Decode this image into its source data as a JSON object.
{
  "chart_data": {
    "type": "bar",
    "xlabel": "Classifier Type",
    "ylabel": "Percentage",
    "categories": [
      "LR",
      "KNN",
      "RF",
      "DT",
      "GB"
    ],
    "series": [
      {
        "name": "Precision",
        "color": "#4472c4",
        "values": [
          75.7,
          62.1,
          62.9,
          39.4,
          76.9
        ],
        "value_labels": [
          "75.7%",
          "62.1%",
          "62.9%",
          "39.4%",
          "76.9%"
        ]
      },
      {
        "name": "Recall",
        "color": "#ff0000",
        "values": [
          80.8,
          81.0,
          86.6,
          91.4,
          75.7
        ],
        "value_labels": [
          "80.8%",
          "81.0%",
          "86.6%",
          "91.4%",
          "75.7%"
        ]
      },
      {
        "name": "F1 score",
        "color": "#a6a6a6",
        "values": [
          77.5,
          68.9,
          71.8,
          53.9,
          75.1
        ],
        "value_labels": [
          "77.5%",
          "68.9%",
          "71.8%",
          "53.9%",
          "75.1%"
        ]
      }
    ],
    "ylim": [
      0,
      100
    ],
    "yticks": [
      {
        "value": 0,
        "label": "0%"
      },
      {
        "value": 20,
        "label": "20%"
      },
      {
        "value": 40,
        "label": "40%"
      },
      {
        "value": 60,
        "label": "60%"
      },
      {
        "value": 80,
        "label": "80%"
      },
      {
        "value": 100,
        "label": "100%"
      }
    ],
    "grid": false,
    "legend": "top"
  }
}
════════════════
■ **TASK DIRECTIONS**: Copy out all of the records shown above exactly.

■ **ANSWER IN FULL**:
Decode this image into its source data as a JSON object.
{
  "chart_data": {
    "type": "bar",
    "xlabel": "Classifier Type",
    "ylabel": "Percentage",
    "categories": [
      "LR",
      "KNN",
      "RF",
      "DT",
      "GB"
    ],
    "series": [
      {
        "name": "Precision",
        "color": "#4472c4",
        "values": [
          75.7,
          62.1,
          62.9,
          39.4,
          76.9
        ],
        "value_labels": [
          "75.7%",
          "62.1%",
          "62.9%",
          "39.4%",
          "76.9%"
        ]
      },
      {
        "name": "Recall",
        "color": "#ff0000",
        "values": [
          80.8,
          81.0,
          86.6,
          91.4,
          75.7
        ],
        "value_labels": [
          "80.8%",
          "81.0%",
          "86.6%",
          "91.4%",
          "75.7%"
        ]
      },
      {
        "name": "F1 score",
        "color": "#a6a6a6",
        "values": [
          77.5,
          68.9,
          71.8,
          53.9,
          75.1
        ],
        "value_labels": [
          "77.5%",
          "68.9%",
          "71.8%",
          "53.9%",
          "75.1%"
        ]
      }
    ],
    "ylim": [
      0,
      100
    ],
    "yticks": [
      {
        "value": 0,
        "label": "0%"
      },
      {
        "value": 20,
        "label": "20%"
      },
      {
        "value": 40,
        "label": "40%"
      },
      {
        "value": 60,
        "label": "60%"
      },
      {
        "value": 80,
        "label": "80%"
      },
      {
        "value": 100,
        "label": "100%"
      }
    ],
    "grid": false,
    "legend": "top"
  }
}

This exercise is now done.